*** EXTRACTED MATERIAL ***

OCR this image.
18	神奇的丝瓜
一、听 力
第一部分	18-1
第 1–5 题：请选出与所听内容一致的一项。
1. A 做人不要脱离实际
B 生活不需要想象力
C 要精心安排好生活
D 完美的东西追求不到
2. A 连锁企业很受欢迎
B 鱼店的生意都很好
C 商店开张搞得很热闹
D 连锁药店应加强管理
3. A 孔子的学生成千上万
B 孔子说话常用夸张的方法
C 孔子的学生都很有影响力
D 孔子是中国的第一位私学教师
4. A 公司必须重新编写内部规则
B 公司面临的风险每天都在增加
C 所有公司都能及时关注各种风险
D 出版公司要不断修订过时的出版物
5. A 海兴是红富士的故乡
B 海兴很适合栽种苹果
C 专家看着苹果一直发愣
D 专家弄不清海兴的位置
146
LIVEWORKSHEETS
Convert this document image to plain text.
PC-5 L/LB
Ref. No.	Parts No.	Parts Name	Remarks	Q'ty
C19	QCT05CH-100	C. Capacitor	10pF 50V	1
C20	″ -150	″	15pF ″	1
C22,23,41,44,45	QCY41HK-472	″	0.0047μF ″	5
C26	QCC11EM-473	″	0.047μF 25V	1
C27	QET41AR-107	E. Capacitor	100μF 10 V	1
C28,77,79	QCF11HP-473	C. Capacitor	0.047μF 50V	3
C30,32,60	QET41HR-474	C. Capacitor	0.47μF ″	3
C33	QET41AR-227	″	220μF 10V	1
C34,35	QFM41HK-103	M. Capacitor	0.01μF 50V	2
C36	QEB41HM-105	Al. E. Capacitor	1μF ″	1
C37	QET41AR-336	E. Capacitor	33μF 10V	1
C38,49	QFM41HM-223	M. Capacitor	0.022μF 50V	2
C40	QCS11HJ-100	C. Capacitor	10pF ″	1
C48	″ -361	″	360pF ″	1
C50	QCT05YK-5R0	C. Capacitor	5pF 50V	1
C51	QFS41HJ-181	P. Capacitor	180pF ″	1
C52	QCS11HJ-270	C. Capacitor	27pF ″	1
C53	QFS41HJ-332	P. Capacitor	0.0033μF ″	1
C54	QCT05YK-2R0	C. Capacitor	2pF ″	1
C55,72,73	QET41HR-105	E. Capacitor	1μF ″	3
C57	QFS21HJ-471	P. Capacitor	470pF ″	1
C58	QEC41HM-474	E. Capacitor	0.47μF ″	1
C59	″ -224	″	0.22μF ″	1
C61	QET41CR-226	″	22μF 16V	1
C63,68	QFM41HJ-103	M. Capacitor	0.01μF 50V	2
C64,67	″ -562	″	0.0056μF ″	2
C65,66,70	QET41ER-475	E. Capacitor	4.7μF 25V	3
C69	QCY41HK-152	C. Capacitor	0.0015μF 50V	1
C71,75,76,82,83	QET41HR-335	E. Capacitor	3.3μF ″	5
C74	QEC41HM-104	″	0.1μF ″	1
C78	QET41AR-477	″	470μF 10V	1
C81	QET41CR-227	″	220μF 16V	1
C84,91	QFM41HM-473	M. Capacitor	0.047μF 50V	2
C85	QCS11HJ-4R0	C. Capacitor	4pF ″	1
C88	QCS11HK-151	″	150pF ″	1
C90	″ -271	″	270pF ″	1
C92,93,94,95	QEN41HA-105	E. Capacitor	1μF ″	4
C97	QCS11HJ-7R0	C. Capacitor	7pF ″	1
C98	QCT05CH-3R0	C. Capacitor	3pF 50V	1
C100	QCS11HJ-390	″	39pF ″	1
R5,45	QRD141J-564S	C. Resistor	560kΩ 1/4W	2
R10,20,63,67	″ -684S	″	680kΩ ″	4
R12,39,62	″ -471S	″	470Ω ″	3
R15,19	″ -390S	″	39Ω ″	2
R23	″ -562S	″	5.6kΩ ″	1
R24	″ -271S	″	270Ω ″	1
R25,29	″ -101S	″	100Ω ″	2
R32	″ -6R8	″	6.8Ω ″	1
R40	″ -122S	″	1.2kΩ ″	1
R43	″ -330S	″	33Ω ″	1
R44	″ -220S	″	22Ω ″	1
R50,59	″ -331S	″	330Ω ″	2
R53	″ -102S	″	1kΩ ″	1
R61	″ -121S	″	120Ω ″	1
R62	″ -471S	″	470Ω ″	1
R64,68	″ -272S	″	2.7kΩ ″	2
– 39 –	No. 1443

***

- [JOB]: Copy out all of the records shown above exactly.

- [OUTPUT FOR THIS EXERCISE]:
OCR this image.
18	神奇的丝瓜
一、听 力
第一部分	18-1
第 1–5 题：请选出与所听内容一致的一项。
1. A 做人不要脱离实际
B 生活不需要想象力
C 要精心安排好生活
D 完美的东西追求不到
2. A 连锁企业很受欢迎
B 鱼店的生意都很好
C 商店开张搞得很热闹
D 连锁药店应加强管理
3. A 孔子的学生成千上万
B 孔子说话常用夸张的方法
C 孔子的学生都很有影响力
D 孔子是中国的第一位私学教师
4. A 公司必须重新编写内部规则
B 公司面临的风险每天都在增加
C 所有公司都能及时关注各种风险
D 出版公司要不断修订过时的出版物
5. A 海兴是红富士的故乡
B 海兴很适合栽种苹果
C 专家看着苹果一直发愣
D 专家弄不清海兴的位置
146
LIVEWORKSHEETS
Convert this document image to plain text.
PC-5 L/LB
Ref. No.	Parts No.	Parts Name	Remarks	Q'ty
C19	QCT05CH-100	C. Capacitor	10pF 50V	1
C20	″ -150	″	15pF ″	1
C22,23,41,44,45	QCY41HK-472	″	0.0047μF ″	5
C26	QCC11EM-473	″	0.047μF 25V	1
C27	QET41AR-107	E. Capacitor	100μF 10 V	1
C28,77,79	QCF11HP-473	C. Capacitor	0.047μF 50V	3
C30,32,60	QET41HR-474	C. Capacitor	0.47μF ″	3
C33	QET41AR-227	″	220μF 10V	1
C34,35	QFM41HK-103	M. Capacitor	0.01μF 50V	2
C36	QEB41HM-105	Al. E. Capacitor	1μF ″	1
C37	QET41AR-336	E. Capacitor	33μF 10V	1
C38,49	QFM41HM-223	M. Capacitor	0.022μF 50V	2
C40	QCS11HJ-100	C. Capacitor	10pF ″	1
C48	″ -361	″	360pF ″	1
C50	QCT05YK-5R0	C. Capacitor	5pF 50V	1
C51	QFS41HJ-181	P. Capacitor	180pF ″	1
C52	QCS11HJ-270	C. Capacitor	27pF ″	1
C53	QFS41HJ-332	P. Capacitor	0.0033μF ″	1
C54	QCT05YK-2R0	C. Capacitor	2pF ″	1
C55,72,73	QET41HR-105	E. Capacitor	1μF ″	3
C57	QFS21HJ-471	P. Capacitor	470pF ″	1
C58	QEC41HM-474	E. Capacitor	0.47μF ″	1
C59	″ -224	″	0.22μF ″	1
C61	QET41CR-226	″	22μF 16V	1
C63,68	QFM41HJ-103	M. Capacitor	0.01μF 50V	2
C64,67	″ -562	″	0.0056μF ″	2
C65,66,70	QET41ER-475	E. Capacitor	4.7μF 25V	3
C69	QCY41HK-152	C. Capacitor	0.0015μF 50V	1
C71,75,76,82,83	QET41HR-335	E. Capacitor	3.3μF ″	5
C74	QEC41HM-104	″	0.1μF ″	1
C78	QET41AR-477	″	470μF 10V	1
C81	QET41CR-227	″	220μF 16V	1
C84,91	QFM41HM-473	M. Capacitor	0.047μF 50V	2
C85	QCS11HJ-4R0	C. Capacitor	4pF ″	1
C88	QCS11HK-151	″	150pF ″	1
C90	″ -271	″	270pF ″	1
C92,93,94,95	QEN41HA-105	E. Capacitor	1μF ″	4
C97	QCS11HJ-7R0	C. Capacitor	7pF ″	1
C98	QCT05CH-3R0	C. Capacitor	3pF 50V	1
C100	QCS11HJ-390	″	39pF ″	1
R5,45	QRD141J-564S	C. Resistor	560kΩ 1/4W	2
R10,20,63,67	″ -684S	″	680kΩ ″	4
R12,39,62	″ -471S	″	470Ω ″	3
R15,19	″ -390S	″	39Ω ″	2
R23	″ -562S	″	5.6kΩ ″	1
R24	″ -271S	″	270Ω ″	1
R25,29	″ -101S	″	100Ω ″	2
R32	″ -6R8	″	6.8Ω ″	1
R40	″ -122S	″	1.2kΩ ″	1
R43	″ -330S	″	33Ω ″	1
R44	″ -220S	″	22Ω ″	1
R50,59	″ -331S	″	330Ω ″	2
R53	″ -102S	″	1kΩ ″	1
R61	″ -121S	″	120Ω ″	1
R62	″ -471S	″	470Ω ″	1
R64,68	″ -272S	″	2.7kΩ ″	2
– 39 –	No. 1443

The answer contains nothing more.